Studio album by Ford & Lopatin
- Released: June 7, 2011
- Recorded: November 2010–January 2011
- Studio: Gary's Electric in Brooklyn, New York
- Genre: Synth-funk; experimental; electronic; synthpop; post-pop;
- Length: 37:23
- Label: Software
- Producer: Daniel Lopatin; Joel Ford;

Ford & Lopatin chronology
| That We Can Play (2010) | Channel Pressure (2011) |  |

Singles from Channel Pressure
- "Emergency Room" Released: April 25, 2011; "Too Much MIDI (Please Forgive Me)" Released: June 13, 2011;

= Channel Pressure =

Channel Pressure is the debut studio album of electronic music duo Ford & Lopatin, consisting of producers Daniel Lopatin ( Oneohtrix Point Never) and Joel Ford. Following the group's abandonment of their previous name "Games" for legal reasons, they recorded the album at Gary's Electric Studios in Brooklyn, New York. It was released on June 7, 2011 as the first album to be issued on Software, Lopatin's own label under the Mexican Summer imprint.

Channel Pressure is a concept album about a teen named Joey Rogers who is brainwashed by voices from a supercomputer. Musically, the album draws on an eclectic variety of 1980s music styles, including electropop, white soul, R&B, jazz fusion, and new age, as well as cluttered and improved quality production techniques than heard on their previous releases. It features production and vocal contributions from Al Carlson, Autre Ne Veut, and Jeff Gitelman.

§ §

* Things to do:
A: Using the Channel Pressure article, say whether each statement agrees with it: (i) the duo recorded the album at Gary's Electric Studios in Brooklyn, New York; (ii) Channel Pressure was the second album issued on Software; (iii) the teen at the center of the concept album is named Joey Rogers. Answer yes or no for each, quoting the words of the article that decide it.
B: Carry on writing the Channel Pressure article after its final sentence.

Part of a data file
§ §

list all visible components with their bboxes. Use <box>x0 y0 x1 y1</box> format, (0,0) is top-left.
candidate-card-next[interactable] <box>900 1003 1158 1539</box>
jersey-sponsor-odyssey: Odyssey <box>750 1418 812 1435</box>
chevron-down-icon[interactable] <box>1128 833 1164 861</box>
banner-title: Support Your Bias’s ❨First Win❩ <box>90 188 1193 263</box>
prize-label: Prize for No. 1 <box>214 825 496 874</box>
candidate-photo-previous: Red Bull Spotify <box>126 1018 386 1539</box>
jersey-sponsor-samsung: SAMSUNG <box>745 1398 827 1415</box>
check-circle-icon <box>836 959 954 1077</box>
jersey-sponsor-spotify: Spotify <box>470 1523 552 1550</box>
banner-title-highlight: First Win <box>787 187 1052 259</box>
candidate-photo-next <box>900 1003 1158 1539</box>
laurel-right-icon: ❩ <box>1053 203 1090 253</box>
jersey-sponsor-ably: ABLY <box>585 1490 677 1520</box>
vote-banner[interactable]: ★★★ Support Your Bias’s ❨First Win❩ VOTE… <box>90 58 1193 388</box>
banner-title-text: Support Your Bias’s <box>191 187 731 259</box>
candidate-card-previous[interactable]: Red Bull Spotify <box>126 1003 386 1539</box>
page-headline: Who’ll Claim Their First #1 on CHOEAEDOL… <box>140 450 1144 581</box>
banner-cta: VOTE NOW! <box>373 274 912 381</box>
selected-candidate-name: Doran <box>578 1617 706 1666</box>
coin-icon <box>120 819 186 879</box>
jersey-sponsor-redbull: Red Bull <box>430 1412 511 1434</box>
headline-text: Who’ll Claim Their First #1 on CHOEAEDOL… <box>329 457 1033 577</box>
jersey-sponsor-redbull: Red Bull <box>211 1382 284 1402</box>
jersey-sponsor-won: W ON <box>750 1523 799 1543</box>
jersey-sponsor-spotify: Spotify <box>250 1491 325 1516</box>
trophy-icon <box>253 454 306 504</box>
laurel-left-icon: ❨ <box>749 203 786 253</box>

§ §

* Answers to the tasks:
A:
(i) Yes: "they recorded the album at Gary's Electric Studios in Brooklyn, New York"
(ii) No: "as the first album to be issued on Software"
(iii) Yes: "a teen named Joey Rogers who is brainwashed by voices from a supercomputer"

B:
The album was promoted with two singles, "Emergency Room" and "Too Much MIDI (Please Forgive Me)." Channel Pressure garnered favorable reviews from professional music journalists upon its release, and was number 18 on a year-end list of the best albums of 2011 by Gorilla vs. Bear.

==Background and production==
Ford & Lopatin formed in 2009 under the moniker Games. Their debut record That We Can Play (2010) was an extended play that was produced by recording and editing one single stereo Pro Tools improv jam. In an August 2010 interview, Ford said that he had recently met in Brooklyn with Jan Hammer's son, who was a fan of the Tigercity project, so he could talk about recording the synths for Games' first full-length album at Hammer's studio in upstate New York, and announced they would begin recording the LP at the studio in December: "We're honing in [sic] on the concept still, but it definitely involves athletic cuts and smooth jazz-fusion."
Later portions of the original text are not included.